Written request a:
Repeat word for word the listing from its first line through the line containing "right-tick-label: 3,400 —".
********************
In February 1937, a peace between the Qu'aiti and Kathiri sultanates, totally unprecedented in the history of that region, was brought about essentially by the efforts of two men: Sayyid Abu Bakr al-Kaf and Harold Ingrams, the first political officer in Hadhramaut. Sayyid Abu Bakr used his personal wealth to finance this peace, which was known universally thereafter as "Ingrams Peace." This brought some stability, permitting introduction of administrative, educational and development measures.

Modern era: 1967 to present
In November 1967, the British withdrew from South Yemen in the face of mass riots and an increasingly deadly insurgency. Their arch-enemies, the National Liberation Front, which was dominated by radical Marxists, seized power, and Tarim, with the rest of South Yemen, came under communist rule. The Aden Protectorate became an independent Communist state, the People's Democratic Republic of Yemen (PDRY). Hadhramaut, despite being part of the communist-aligned PDRY continued to live to a great extent on remittances from abroad. In 1990, South and North Yemen were unified. The town has remained unaffected during the Yemeni Civil War.

Culture
Hadhramaut is considered the most religious part of Yemen.  It is a province in which the mixture of tribal and Islamic traditions determines the social life of its inhabitants. Apart from urban settlements, Hadhramaut is still tribalised, although tribal bonds are no longer as powerful as they once were. Hadhramis live in densely built towns centered on traditional watering stations along the wadis. Hadhramis harvest crops of wheat, millet, tend date palm and coconut groves, and grow some coffee. On the plateau Bedouins tend sheep and goats. The Sayyid aristocracy, descended from Islamic prophet Muhammad, traditionally educated and strict in Islamic observance, are highly respected in both religious and secular affairs. Zaydism is largely confined to the Yemeni mountains, where Hashid and Bakil are the dominant tribes. The rest of Yemen primarily adheres to the Shafi'i school of Islamic jurisprudence. Although Zaydis are Shias and Shafi'is are Sunnis, the practical religious differences are generally minor, and each will freely worship in the others' mosques, if their own is not convenient.
********************
Written request b:
Quote the passage on Hadhramaut from "Modern era: 1967" to "Yemeni Civil War.".

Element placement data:
********************
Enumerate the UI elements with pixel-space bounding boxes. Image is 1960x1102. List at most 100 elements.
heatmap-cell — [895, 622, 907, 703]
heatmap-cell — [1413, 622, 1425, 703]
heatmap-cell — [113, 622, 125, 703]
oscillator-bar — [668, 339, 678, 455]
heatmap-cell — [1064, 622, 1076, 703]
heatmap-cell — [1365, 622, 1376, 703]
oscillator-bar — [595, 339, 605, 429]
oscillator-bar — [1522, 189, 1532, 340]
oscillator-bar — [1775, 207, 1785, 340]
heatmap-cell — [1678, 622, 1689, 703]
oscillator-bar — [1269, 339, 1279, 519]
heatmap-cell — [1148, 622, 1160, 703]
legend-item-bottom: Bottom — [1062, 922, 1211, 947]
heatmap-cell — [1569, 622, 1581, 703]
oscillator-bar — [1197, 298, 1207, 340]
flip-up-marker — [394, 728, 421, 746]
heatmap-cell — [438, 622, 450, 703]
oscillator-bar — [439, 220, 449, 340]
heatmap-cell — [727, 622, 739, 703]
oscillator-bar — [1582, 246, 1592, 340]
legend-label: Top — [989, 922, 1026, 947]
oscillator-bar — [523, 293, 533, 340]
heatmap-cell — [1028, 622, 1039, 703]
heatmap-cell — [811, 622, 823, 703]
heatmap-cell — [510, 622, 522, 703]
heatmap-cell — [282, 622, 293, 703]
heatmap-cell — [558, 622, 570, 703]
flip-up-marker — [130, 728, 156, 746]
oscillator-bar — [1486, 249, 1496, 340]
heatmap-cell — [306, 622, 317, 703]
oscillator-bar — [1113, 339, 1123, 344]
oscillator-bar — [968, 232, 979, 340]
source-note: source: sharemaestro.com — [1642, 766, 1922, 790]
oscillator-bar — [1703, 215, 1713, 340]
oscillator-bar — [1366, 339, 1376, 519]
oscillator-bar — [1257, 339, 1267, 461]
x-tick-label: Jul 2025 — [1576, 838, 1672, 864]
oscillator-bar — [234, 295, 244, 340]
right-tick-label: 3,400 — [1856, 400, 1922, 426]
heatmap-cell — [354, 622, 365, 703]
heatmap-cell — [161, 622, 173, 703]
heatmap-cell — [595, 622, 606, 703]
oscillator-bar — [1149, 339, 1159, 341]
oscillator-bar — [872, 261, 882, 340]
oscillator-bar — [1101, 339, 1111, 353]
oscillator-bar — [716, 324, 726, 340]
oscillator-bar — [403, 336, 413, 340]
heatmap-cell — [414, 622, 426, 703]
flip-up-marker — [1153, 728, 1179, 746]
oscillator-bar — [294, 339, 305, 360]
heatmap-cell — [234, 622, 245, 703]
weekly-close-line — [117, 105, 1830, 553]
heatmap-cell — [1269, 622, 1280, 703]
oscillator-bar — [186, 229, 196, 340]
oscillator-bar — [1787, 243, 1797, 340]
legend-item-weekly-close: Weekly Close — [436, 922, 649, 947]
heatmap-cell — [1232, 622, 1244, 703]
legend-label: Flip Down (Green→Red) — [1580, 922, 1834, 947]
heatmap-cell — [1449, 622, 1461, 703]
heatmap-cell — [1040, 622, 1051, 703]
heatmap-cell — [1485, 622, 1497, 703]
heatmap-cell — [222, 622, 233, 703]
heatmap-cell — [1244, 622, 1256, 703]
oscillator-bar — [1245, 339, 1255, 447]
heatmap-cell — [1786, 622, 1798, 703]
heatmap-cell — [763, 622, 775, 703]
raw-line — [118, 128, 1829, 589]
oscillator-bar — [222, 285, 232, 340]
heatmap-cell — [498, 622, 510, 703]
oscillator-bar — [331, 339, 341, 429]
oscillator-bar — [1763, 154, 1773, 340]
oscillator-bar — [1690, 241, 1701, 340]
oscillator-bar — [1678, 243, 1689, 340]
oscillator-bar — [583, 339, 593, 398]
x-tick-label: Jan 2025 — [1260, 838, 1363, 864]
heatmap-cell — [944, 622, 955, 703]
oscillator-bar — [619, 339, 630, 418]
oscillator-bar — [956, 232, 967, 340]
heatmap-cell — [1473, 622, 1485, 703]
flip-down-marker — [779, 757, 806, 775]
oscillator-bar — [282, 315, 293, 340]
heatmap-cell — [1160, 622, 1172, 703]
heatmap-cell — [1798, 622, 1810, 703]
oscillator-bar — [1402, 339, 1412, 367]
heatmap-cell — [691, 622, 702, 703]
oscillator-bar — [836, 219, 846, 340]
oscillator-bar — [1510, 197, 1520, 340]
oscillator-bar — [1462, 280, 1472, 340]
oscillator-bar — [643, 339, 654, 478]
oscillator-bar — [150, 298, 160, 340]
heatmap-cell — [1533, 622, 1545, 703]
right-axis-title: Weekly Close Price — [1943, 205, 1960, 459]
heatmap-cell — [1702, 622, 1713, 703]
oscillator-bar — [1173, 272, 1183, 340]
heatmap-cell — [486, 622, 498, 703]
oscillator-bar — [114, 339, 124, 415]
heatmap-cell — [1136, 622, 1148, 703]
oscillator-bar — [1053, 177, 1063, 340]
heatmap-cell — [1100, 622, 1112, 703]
********************
Expected answer a:
Enumerate the UI elements with pixel-space bounding boxes. Image is 1960x1102. List at most 100 elements.
heatmap-cell — [895, 622, 907, 703]
heatmap-cell — [1413, 622, 1425, 703]
heatmap-cell — [113, 622, 125, 703]
oscillator-bar — [668, 339, 678, 455]
heatmap-cell — [1064, 622, 1076, 703]
heatmap-cell — [1365, 622, 1376, 703]
oscillator-bar — [595, 339, 605, 429]
oscillator-bar — [1522, 189, 1532, 340]
oscillator-bar — [1775, 207, 1785, 340]
heatmap-cell — [1678, 622, 1689, 703]
oscillator-bar — [1269, 339, 1279, 519]
heatmap-cell — [1148, 622, 1160, 703]
legend-item-bottom: Bottom — [1062, 922, 1211, 947]
heatmap-cell — [1569, 622, 1581, 703]
oscillator-bar — [1197, 298, 1207, 340]
flip-up-marker — [394, 728, 421, 746]
heatmap-cell — [438, 622, 450, 703]
oscillator-bar — [439, 220, 449, 340]
heatmap-cell — [727, 622, 739, 703]
oscillator-bar — [1582, 246, 1592, 340]
legend-label: Top — [989, 922, 1026, 947]
oscillator-bar — [523, 293, 533, 340]
heatmap-cell — [1028, 622, 1039, 703]
heatmap-cell — [811, 622, 823, 703]
heatmap-cell — [510, 622, 522, 703]
heatmap-cell — [282, 622, 293, 703]
heatmap-cell — [558, 622, 570, 703]
flip-up-marker — [130, 728, 156, 746]
oscillator-bar — [1486, 249, 1496, 340]
heatmap-cell — [306, 622, 317, 703]
oscillator-bar — [1113, 339, 1123, 344]
oscillator-bar — [968, 232, 979, 340]
source-note: source: sharemaestro.com — [1642, 766, 1922, 790]
oscillator-bar — [1703, 215, 1713, 340]
oscillator-bar — [1366, 339, 1376, 519]
oscillator-bar — [1257, 339, 1267, 461]
x-tick-label: Jul 2025 — [1576, 838, 1672, 864]
oscillator-bar — [234, 295, 244, 340]
right-tick-label: 3,400 — [1856, 400, 1922, 426]

Expected answer b:
Modern era: 1967 to present
In November 1967, the British withdrew from South Yemen in the face of mass riots and an increasingly deadly insurgency. Their arch-enemies, the National Liberation Front, which was dominated by radical Marxists, seized power, and Tarim, with the rest of South Yemen, came under communist rule. The Aden Protectorate became an independent Communist state, the People's Democratic Republic of Yemen (PDRY). Hadhramaut, despite being part of the communist-aligned PDRY continued to live to a great extent on remittances from abroad. In 1990, South and North Yemen were unified. The town has remained unaffected during the Yemeni Civil War.